◆ **THE PROBLEM**
Repeat the whole listing exactly as written.

Figure data in JSON
----------

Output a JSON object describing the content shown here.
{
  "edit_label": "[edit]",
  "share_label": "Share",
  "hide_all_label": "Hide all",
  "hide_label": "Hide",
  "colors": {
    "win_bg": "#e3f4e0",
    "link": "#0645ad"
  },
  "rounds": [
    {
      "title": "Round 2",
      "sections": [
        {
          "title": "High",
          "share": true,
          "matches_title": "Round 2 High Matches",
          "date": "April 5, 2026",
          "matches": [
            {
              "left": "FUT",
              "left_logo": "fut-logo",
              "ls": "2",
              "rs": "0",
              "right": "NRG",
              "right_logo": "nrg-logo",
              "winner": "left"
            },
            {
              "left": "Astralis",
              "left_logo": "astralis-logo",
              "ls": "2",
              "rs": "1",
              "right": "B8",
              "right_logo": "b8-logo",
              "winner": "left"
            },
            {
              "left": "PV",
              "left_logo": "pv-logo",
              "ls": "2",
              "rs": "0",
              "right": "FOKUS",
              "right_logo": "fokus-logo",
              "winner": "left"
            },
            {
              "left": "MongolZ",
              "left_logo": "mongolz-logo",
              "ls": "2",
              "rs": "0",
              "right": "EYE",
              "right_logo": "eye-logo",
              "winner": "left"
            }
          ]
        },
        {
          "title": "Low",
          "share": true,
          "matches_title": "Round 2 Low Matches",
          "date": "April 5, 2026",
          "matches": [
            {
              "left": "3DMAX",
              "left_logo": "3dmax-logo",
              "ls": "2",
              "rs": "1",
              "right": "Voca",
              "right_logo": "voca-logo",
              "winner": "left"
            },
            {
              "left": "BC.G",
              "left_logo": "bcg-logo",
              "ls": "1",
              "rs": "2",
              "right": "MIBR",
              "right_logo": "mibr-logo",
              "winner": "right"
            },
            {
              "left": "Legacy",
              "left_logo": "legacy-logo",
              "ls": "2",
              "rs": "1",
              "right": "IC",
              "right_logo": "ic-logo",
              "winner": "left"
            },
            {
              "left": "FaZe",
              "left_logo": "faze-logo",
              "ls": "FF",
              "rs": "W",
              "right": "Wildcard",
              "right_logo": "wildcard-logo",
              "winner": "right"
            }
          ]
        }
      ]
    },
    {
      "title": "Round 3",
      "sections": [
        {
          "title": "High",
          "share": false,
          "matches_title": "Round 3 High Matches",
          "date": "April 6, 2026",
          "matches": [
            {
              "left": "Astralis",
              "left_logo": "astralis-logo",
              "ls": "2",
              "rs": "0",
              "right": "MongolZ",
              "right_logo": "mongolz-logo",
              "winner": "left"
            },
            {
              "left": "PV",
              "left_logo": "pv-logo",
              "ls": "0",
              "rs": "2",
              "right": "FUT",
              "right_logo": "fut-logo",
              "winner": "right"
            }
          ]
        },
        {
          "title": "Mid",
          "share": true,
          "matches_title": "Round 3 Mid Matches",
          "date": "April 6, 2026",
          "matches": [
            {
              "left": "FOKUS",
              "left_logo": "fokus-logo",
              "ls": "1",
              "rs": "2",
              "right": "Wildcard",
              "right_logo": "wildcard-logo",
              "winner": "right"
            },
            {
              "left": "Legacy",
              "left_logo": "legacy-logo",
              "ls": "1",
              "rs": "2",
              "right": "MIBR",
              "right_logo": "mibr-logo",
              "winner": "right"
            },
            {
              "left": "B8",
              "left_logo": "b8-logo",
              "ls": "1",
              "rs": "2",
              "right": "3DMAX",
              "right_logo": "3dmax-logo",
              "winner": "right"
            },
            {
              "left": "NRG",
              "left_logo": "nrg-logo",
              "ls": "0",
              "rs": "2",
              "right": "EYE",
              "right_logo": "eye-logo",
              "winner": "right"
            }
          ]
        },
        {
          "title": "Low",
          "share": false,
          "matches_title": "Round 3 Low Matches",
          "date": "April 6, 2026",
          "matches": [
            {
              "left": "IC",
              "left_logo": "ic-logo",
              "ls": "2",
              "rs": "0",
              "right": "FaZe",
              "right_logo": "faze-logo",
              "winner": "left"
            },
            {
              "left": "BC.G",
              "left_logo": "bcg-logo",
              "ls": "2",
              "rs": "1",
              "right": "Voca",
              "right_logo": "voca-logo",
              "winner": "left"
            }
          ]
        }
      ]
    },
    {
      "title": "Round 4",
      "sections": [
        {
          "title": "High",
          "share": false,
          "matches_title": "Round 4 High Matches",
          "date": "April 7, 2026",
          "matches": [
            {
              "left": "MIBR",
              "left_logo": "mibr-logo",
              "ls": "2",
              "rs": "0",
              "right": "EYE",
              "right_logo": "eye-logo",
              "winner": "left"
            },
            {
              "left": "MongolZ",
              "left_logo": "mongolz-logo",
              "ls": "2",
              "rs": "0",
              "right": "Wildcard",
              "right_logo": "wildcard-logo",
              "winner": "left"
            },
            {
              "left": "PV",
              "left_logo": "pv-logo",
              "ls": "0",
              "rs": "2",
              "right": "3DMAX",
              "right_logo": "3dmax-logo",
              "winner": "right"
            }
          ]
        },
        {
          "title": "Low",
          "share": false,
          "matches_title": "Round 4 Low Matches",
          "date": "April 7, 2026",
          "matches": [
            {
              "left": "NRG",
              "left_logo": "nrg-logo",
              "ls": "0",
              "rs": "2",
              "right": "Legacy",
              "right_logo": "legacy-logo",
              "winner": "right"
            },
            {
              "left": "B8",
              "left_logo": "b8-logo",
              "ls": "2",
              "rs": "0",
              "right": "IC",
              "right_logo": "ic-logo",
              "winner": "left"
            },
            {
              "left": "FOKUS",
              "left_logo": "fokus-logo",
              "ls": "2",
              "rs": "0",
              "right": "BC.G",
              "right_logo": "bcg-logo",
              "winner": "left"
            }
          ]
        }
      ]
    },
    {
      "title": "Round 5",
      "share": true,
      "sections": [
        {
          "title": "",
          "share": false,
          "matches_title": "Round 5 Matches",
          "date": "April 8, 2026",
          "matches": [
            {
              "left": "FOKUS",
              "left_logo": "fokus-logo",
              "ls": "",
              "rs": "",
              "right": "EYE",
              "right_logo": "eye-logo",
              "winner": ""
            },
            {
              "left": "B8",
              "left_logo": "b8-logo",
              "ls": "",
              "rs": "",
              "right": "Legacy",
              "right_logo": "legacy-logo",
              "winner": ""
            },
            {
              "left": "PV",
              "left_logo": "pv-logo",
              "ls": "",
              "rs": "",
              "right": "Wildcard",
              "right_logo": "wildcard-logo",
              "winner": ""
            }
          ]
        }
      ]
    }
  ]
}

----------

◆ **OUTPUT BELOW**
Output a JSON object describing the content shown here.
{
  "edit_label": "[edit]",
  "share_label": "Share",
  "hide_all_label": "Hide all",
  "hide_label": "Hide",
  "colors": {
    "win_bg": "#e3f4e0",
    "link": "#0645ad"
  },
  "rounds": [
    {
      "title": "Round 2",
      "sections": [
        {
          "title": "High",
          "share": true,
          "matches_title": "Round 2 High Matches",
          "date": "April 5, 2026",
          "matches": [
            {
              "left": "FUT",
              "left_logo": "fut-logo",
              "ls": "2",
              "rs": "0",
              "right": "NRG",
              "right_logo": "nrg-logo",
              "winner": "left"
            },
            {
              "left": "Astralis",
              "left_logo": "astralis-logo",
              "ls": "2",
              "rs": "1",
              "right": "B8",
              "right_logo": "b8-logo",
              "winner": "left"
            },
            {
              "left": "PV",
              "left_logo": "pv-logo",
              "ls": "2",
              "rs": "0",
              "right": "FOKUS",
              "right_logo": "fokus-logo",
              "winner": "left"
            },
            {
              "left": "MongolZ",
              "left_logo": "mongolz-logo",
              "ls": "2",
              "rs": "0",
              "right": "EYE",
              "right_logo": "eye-logo",
              "winner": "left"
            }
          ]
        },
        {
          "title": "Low",
          "share": true,
          "matches_title": "Round 2 Low Matches",
          "date": "April 5, 2026",
          "matches": [
            {
              "left": "3DMAX",
              "left_logo": "3dmax-logo",
              "ls": "2",
              "rs": "1",
              "right": "Voca",
              "right_logo": "voca-logo",
              "winner": "left"
            },
            {
              "left": "BC.G",
              "left_logo": "bcg-logo",
              "ls": "1",
              "rs": "2",
              "right": "MIBR",
              "right_logo": "mibr-logo",
              "winner": "right"
            },
            {
              "left": "Legacy",
              "left_logo": "legacy-logo",
              "ls": "2",
              "rs": "1",
              "right": "IC",
              "right_logo": "ic-logo",
              "winner": "left"
            },
            {
              "left": "FaZe",
              "left_logo": "faze-logo",
              "ls": "FF",
              "rs": "W",
              "right": "Wildcard",
              "right_logo": "wildcard-logo",
              "winner": "right"
            }
          ]
        }
      ]
    },
    {
      "title": "Round 3",
      "sections": [
        {
          "title": "High",
          "share": false,
          "matches_title": "Round 3 High Matches",
          "date": "April 6, 2026",
          "matches": [
            {
              "left": "Astralis",
              "left_logo": "astralis-logo",
              "ls": "2",
              "rs": "0",
              "right": "MongolZ",
              "right_logo": "mongolz-logo",
              "winner": "left"
            },
            {
              "left": "PV",
              "left_logo": "pv-logo",
              "ls": "0",
              "rs": "2",
              "right": "FUT",
              "right_logo": "fut-logo",
              "winner": "right"
            }
          ]
        },
        {
          "title": "Mid",
          "share": true,
          "matches_title": "Round 3 Mid Matches",
          "date": "April 6, 2026",
          "matches": [
            {
              "left": "FOKUS",
              "left_logo": "fokus-logo",
              "ls": "1",
              "rs": "2",
              "right": "Wildcard",
              "right_logo": "wildcard-logo",
              "winner": "right"
            },
            {
              "left": "Legacy",
              "left_logo": "legacy-logo",
              "ls": "1",
              "rs": "2",
              "right": "MIBR",
              "right_logo": "mibr-logo",
              "winner": "right"
            },
            {
              "left": "B8",
              "left_logo": "b8-logo",
              "ls": "1",
              "rs": "2",
              "right": "3DMAX",
              "right_logo": "3dmax-logo",
              "winner": "right"
            },
            {
              "left": "NRG",
              "left_logo": "nrg-logo",
              "ls": "0",
              "rs": "2",
              "right": "EYE",
              "right_logo": "eye-logo",
              "winner": "right"
            }
          ]
        },
        {
          "title": "Low",
          "share": false,
          "matches_title": "Round 3 Low Matches",
          "date": "April 6, 2026",
          "matches": [
            {
              "left": "IC",
              "left_logo": "ic-logo",
              "ls": "2",
              "rs": "0",
              "right": "FaZe",
              "right_logo": "faze-logo",
              "winner": "left"
            },
            {
              "left": "BC.G",
              "left_logo": "bcg-logo",
              "ls": "2",
              "rs": "1",
              "right": "Voca",
              "right_logo": "voca-logo",
              "winner": "left"
            }
          ]
        }
      ]
    },
    {
      "title": "Round 4",
      "sections": [
        {
          "title": "High",
          "share": false,
          "matches_title": "Round 4 High Matches",
          "date": "April 7, 2026",
          "matches": [
            {
              "left": "MIBR",
              "left_logo": "mibr-logo",
              "ls": "2",
              "rs": "0",
              "right": "EYE",
              "right_logo": "eye-logo",
              "winner": "left"
            },
            {
              "left": "MongolZ",
              "left_logo": "mongolz-logo",
              "ls": "2",
              "rs": "0",
              "right": "Wildcard",
              "right_logo": "wildcard-logo",
              "winner": "left"
            },
            {
              "left": "PV",
              "left_logo": "pv-logo",
              "ls": "0",
              "rs": "2",
              "right": "3DMAX",
              "right_logo": "3dmax-logo",
              "winner": "right"
            }
          ]
        },
        {
          "title": "Low",
          "share": false,
          "matches_title": "Round 4 Low Matches",
          "date": "April 7, 2026",
          "matches": [
            {
              "left": "NRG",
              "left_logo": "nrg-logo",
              "ls": "0",
              "rs": "2",
              "right": "Legacy",
              "right_logo": "legacy-logo",
              "winner": "right"
            },
            {
              "left": "B8",
              "left_logo": "b8-logo",
              "ls": "2",
              "rs": "0",
              "right": "IC",
              "right_logo": "ic-logo",
              "winner": "left"
            },
            {
              "left": "FOKUS",
              "left_logo": "fokus-logo",
              "ls": "2",
              "rs": "0",
              "right": "BC.G",
              "right_logo": "bcg-logo",
              "winner": "left"
            }
          ]
        }
      ]
    },
    {
      "title": "Round 5",
      "share": true,
      "sections": [
        {
          "title": "",
          "share": false,
          "matches_title": "Round 5 Matches",
          "date": "April 8, 2026",
          "matches": [
            {
              "left": "FOKUS",
              "left_logo": "fokus-logo",
              "ls": "",
              "rs": "",
              "right": "EYE",
              "right_logo": "eye-logo",
              "winner": ""
            },
            {
              "left": "B8",
              "left_logo": "b8-logo",
              "ls": "",
              "rs": "",
              "right": "Legacy",
              "right_logo": "legacy-logo",
              "winner": ""
            },
            {
              "left": "PV",
              "left_logo": "pv-logo",
              "ls": "",
              "rs": "",
              "right": "Wildcard",
              "right_logo": "wildcard-logo",
              "winner": ""
            }
          ]
        }
      ]
    }
  ]
}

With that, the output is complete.